--- Exercise requirements ---
Below is a listing; copy all of it exactly.

Data items
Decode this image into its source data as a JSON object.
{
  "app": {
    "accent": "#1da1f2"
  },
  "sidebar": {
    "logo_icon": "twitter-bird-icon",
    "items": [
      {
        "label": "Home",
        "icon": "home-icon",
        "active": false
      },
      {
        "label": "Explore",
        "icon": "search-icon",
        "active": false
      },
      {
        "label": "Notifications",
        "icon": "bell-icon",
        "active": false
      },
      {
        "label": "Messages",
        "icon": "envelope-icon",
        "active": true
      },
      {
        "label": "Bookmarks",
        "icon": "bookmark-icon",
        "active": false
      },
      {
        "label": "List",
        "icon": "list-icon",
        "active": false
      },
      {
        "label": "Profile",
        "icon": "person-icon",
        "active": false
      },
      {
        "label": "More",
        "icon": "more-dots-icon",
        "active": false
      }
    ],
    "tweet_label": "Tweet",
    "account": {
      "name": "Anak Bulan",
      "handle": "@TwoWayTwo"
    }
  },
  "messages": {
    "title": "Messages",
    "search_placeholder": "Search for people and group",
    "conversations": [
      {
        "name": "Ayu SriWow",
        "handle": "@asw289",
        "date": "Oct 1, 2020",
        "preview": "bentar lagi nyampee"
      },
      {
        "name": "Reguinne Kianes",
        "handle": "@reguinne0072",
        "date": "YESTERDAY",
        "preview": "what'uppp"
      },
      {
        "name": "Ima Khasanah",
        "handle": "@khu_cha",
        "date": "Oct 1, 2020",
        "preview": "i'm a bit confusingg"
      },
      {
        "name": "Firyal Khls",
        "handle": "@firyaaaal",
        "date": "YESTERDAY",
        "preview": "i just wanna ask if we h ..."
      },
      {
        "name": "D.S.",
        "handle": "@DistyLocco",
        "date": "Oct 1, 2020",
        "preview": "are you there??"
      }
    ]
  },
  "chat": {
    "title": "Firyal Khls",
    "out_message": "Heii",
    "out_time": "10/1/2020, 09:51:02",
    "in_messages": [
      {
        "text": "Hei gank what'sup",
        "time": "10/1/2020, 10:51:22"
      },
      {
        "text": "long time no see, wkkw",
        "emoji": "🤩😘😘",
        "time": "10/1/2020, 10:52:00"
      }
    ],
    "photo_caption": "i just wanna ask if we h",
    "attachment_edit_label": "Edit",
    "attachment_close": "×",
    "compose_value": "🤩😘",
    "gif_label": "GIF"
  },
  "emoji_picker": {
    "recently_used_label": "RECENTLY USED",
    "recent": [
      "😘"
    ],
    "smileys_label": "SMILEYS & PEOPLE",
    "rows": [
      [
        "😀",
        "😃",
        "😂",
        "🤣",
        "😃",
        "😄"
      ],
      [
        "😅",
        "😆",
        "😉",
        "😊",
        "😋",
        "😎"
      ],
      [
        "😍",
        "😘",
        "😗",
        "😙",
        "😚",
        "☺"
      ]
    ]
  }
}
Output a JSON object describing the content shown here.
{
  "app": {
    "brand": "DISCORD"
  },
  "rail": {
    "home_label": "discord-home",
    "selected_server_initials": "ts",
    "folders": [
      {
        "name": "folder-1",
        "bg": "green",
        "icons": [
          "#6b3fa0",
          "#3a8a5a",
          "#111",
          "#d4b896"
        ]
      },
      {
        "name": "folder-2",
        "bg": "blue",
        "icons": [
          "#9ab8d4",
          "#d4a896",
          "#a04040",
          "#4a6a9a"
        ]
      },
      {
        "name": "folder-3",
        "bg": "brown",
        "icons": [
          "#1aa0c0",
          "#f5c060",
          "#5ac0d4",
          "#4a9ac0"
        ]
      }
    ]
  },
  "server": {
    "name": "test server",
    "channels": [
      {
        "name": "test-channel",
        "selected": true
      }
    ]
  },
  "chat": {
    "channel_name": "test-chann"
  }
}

--- Output for this task ---
Decode this image into its source data as a JSON object.
{
  "app": {
    "accent": "#1da1f2"
  },
  "sidebar": {
    "logo_icon": "twitter-bird-icon",
    "items": [
      {
        "label": "Home",
        "icon": "home-icon",
        "active": false
      },
      {
        "label": "Explore",
        "icon": "search-icon",
        "active": false
      },
      {
        "label": "Notifications",
        "icon": "bell-icon",
        "active": false
      },
      {
        "label": "Messages",
        "icon": "envelope-icon",
        "active": true
      },
      {
        "label": "Bookmarks",
        "icon": "bookmark-icon",
        "active": false
      },
      {
        "label": "List",
        "icon": "list-icon",
        "active": false
      },
      {
        "label": "Profile",
        "icon": "person-icon",
        "active": false
      },
      {
        "label": "More",
        "icon": "more-dots-icon",
        "active": false
      }
    ],
    "tweet_label": "Tweet",
    "account": {
      "name": "Anak Bulan",
      "handle": "@TwoWayTwo"
    }
  },
  "messages": {
    "title": "Messages",
    "search_placeholder": "Search for people and group",
    "conversations": [
      {
        "name": "Ayu SriWow",
        "handle": "@asw289",
        "date": "Oct 1, 2020",
        "preview": "bentar lagi nyampee"
      },
      {
        "name": "Reguinne Kianes",
        "handle": "@reguinne0072",
        "date": "YESTERDAY",
        "preview": "what'uppp"
      },
      {
        "name": "Ima Khasanah",
        "handle": "@khu_cha",
        "date": "Oct 1, 2020",
        "preview": "i'm a bit confusingg"
      },
      {
        "name": "Firyal Khls",
        "handle": "@firyaaaal",
        "date": "YESTERDAY",
        "preview": "i just wanna ask if we h ..."
      },
      {
        "name": "D.S.",
        "handle": "@DistyLocco",
        "date": "Oct 1, 2020",
        "preview": "are you there??"
      }
    ]
  },
  "chat": {
    "title": "Firyal Khls",
    "out_message": "Heii",
    "out_time": "10/1/2020, 09:51:02",
    "in_messages": [
      {
        "text": "Hei gank what'sup",
        "time": "10/1/2020, 10:51:22"
      },
      {
        "text": "long time no see, wkkw",
        "emoji": "🤩😘😘",
        "time": "10/1/2020, 10:52:00"
      }
    ],
    "photo_caption": "i just wanna ask if we h",
    "attachment_edit_label": "Edit",
    "attachment_close": "×",
    "compose_value": "🤩😘",
    "gif_label": "GIF"
  },
  "emoji_picker": {
    "recently_used_label": "RECENTLY USED",
    "recent": [
      "😘"
    ],
    "smileys_label": "SMILEYS & PEOPLE",
    "rows": [
      [
        "😀",
        "😃",
        "😂",
        "🤣",
        "😃",
        "😄"
      ],
      [
        "😅",
        "😆",
        "😉",
        "😊",
        "😋",
        "😎"
      ],
      [
        "😍",
        "😘",
        "😗",
        "😙",
        "😚",
        "☺"
      ]
    ]
  }
}
Output a JSON object describing the content shown here.
{
  "app": {
    "brand": "DISCORD"
  },
  "rail": {
    "home_label": "discord-home",
    "selected_server_initials": "ts",
    "folders": [
      {
        "name": "folder-1",
        "bg": "green",
        "icons": [
          "#6b3fa0",
          "#3a8a5a",
          "#111",
          "#d4b896"
        ]
      },
      {
        "name": "folder-2",
        "bg": "blue",
        "icons": [
          "#9ab8d4",
          "#d4a896",
          "#a04040",
          "#4a6a9a"
        ]
      },
      {
        "name": "folder-3",
        "bg": "brown",
        "icons": [
          "#1aa0c0",
          "#f5c060",
          "#5ac0d4",
          "#4a9ac0"
        ]
      }
    ]
  },
  "server": {
    "name": "test server",
    "channels": [
      {
        "name": "test-channel",
        "selected": true
      }
    ]
  },
  "chat": {
    "channel_name": "test-chann"
  }
}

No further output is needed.